(DATASET RECORDS)
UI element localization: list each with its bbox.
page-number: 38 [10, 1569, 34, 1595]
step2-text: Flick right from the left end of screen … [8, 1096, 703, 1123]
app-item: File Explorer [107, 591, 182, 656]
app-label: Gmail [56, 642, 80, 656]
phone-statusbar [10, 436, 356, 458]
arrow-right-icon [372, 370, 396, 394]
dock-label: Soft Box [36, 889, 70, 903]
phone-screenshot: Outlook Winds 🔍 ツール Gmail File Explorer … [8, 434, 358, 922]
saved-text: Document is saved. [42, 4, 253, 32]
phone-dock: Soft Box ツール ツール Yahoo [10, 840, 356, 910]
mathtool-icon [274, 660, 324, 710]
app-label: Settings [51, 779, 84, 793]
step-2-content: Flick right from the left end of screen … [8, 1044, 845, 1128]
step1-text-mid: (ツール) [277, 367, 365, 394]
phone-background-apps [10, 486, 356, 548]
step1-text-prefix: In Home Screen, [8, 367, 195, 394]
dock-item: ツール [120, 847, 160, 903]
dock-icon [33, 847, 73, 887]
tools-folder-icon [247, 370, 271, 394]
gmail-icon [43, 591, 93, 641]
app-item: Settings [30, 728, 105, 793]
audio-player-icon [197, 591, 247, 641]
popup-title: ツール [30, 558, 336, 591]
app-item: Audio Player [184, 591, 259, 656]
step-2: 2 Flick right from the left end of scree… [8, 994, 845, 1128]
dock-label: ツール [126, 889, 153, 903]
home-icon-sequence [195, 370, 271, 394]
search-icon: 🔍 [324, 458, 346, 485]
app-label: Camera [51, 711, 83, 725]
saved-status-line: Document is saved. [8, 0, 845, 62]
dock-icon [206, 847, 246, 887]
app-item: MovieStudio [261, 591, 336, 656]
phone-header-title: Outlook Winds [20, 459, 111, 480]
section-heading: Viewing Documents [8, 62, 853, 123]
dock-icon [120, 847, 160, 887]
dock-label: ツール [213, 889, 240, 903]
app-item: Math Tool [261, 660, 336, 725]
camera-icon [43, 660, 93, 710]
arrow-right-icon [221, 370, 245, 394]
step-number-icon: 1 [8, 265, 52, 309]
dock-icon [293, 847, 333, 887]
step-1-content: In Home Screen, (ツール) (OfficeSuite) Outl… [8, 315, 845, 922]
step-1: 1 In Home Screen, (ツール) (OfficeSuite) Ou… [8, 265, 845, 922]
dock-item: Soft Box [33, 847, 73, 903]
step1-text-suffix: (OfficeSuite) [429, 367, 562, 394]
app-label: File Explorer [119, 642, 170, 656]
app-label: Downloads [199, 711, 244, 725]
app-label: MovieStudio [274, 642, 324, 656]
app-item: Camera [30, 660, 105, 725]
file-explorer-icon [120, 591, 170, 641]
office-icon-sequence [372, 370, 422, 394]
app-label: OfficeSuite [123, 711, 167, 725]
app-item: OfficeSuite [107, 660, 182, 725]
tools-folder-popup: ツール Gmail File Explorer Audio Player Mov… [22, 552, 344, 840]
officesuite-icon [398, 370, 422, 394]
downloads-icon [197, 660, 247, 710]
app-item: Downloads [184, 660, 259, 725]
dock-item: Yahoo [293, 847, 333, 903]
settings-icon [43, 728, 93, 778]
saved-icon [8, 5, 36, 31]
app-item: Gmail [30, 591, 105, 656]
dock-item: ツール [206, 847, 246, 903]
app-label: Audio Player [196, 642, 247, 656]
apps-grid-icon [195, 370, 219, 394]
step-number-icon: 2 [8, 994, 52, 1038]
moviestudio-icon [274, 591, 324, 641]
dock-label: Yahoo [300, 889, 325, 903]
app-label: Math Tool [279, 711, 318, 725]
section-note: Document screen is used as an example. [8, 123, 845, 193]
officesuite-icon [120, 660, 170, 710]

(TASK STATEMENT) Put the data above into a numbered list and drop any blank lines.

(RESPONSE FOR THIS EXERCISE)
1. UI element localization: list each with its bbox.
2. page-number: 38 [10, 1569, 34, 1595]
3. step2-text: Flick right from the left end of screen … [8, 1096, 703, 1123]
4. app-item: File Explorer [107, 591, 182, 656]
5. app-label: Gmail [56, 642, 80, 656]
6. phone-statusbar [10, 436, 356, 458]
7. arrow-right-icon [372, 370, 396, 394]
8. dock-label: Soft Box [36, 889, 70, 903]
9. phone-screenshot: Outlook Winds 🔍 ツール Gmail File Explorer … [8, 434, 358, 922]
10. saved-text: Document is saved. [42, 4, 253, 32]
11. phone-dock: Soft Box ツール ツール Yahoo [10, 840, 356, 910]
12. mathtool-icon [274, 660, 324, 710]
13. app-label: Settings [51, 779, 84, 793]
14. step-2-content: Flick right from the left end of screen … [8, 1044, 845, 1128]
15. step1-text-mid: (ツール) [277, 367, 365, 394]
16. phone-background-apps [10, 486, 356, 548]
17. step1-text-prefix: In Home Screen, [8, 367, 195, 394]
18. dock-item: ツール [120, 847, 160, 903]
19. dock-icon [33, 847, 73, 887]
20. tools-folder-icon [247, 370, 271, 394]
21. gmail-icon [43, 591, 93, 641]
22. app-item: Settings [30, 728, 105, 793]
23. audio-player-icon [197, 591, 247, 641]
24. popup-title: ツール [30, 558, 336, 591]
25. app-item: Audio Player [184, 591, 259, 656]
26. step-2: 2 Flick right from the left end of scree… [8, 994, 845, 1128]
27. dock-label: ツール [126, 889, 153, 903]
28. home-icon-sequence [195, 370, 271, 394]
29. search-icon: 🔍 [324, 458, 346, 485]
30. app-label: Camera [51, 711, 83, 725]
31. saved-status-line: Document is saved. [8, 0, 845, 62]
32. dock-icon [206, 847, 246, 887]
33. app-item: MovieStudio [261, 591, 336, 656]
34. phone-header-title: Outlook Winds [20, 459, 111, 480]
35. section-heading: Viewing Documents [8, 62, 853, 123]
36. dock-icon [120, 847, 160, 887]
37. dock-label: ツール [213, 889, 240, 903]
38. app-item: Math Tool [261, 660, 336, 725]
39. camera-icon [43, 660, 93, 710]
40. arrow-right-icon [221, 370, 245, 394]
41. step-number-icon: 1 [8, 265, 52, 309]
42. dock-icon [293, 847, 333, 887]
43. step-1-content: In Home Screen, (ツール) (OfficeSuite) Outl… [8, 315, 845, 922]
44. step-1: 1 In Home Screen, (ツール) (OfficeSuite) Ou… [8, 265, 845, 922]
45. dock-item: Soft Box [33, 847, 73, 903]
46. step1-text-suffix: (OfficeSuite) [429, 367, 562, 394]
47. app-label: File Explorer [119, 642, 170, 656]
48. app-label: Downloads [199, 711, 244, 725]
49. app-label: MovieStudio [274, 642, 324, 656]
50. app-item: Camera [30, 660, 105, 725]
51. file-explorer-icon [120, 591, 170, 641]
52. office-icon-sequence [372, 370, 422, 394]
53. app-label: OfficeSuite [123, 711, 167, 725]
54. app-item: OfficeSuite [107, 660, 182, 725]
55. tools-folder-popup: ツール Gmail File Explorer Audio Player Mov… [22, 552, 344, 840]
56. officesuite-icon [398, 370, 422, 394]
57. downloads-icon [197, 660, 247, 710]
58. app-item: Downloads [184, 660, 259, 725]
59. dock-item: Yahoo [293, 847, 333, 903]
60. settings-icon [43, 728, 93, 778]
61. saved-icon [8, 5, 36, 31]
62. app-item: Gmail [30, 591, 105, 656]
63. dock-item: ツール [206, 847, 246, 903]
64. app-label: Audio Player [196, 642, 247, 656]
65. apps-grid-icon [195, 370, 219, 394]
66. step-number-icon: 2 [8, 994, 52, 1038]
67. moviestudio-icon [274, 591, 324, 641]
68. dock-label: Yahoo [300, 889, 325, 903]
69. app-label: Math Tool [279, 711, 318, 725]
70. section-note: Document screen is used as an example. [8, 123, 845, 193]
71. officesuite-icon [120, 660, 170, 710]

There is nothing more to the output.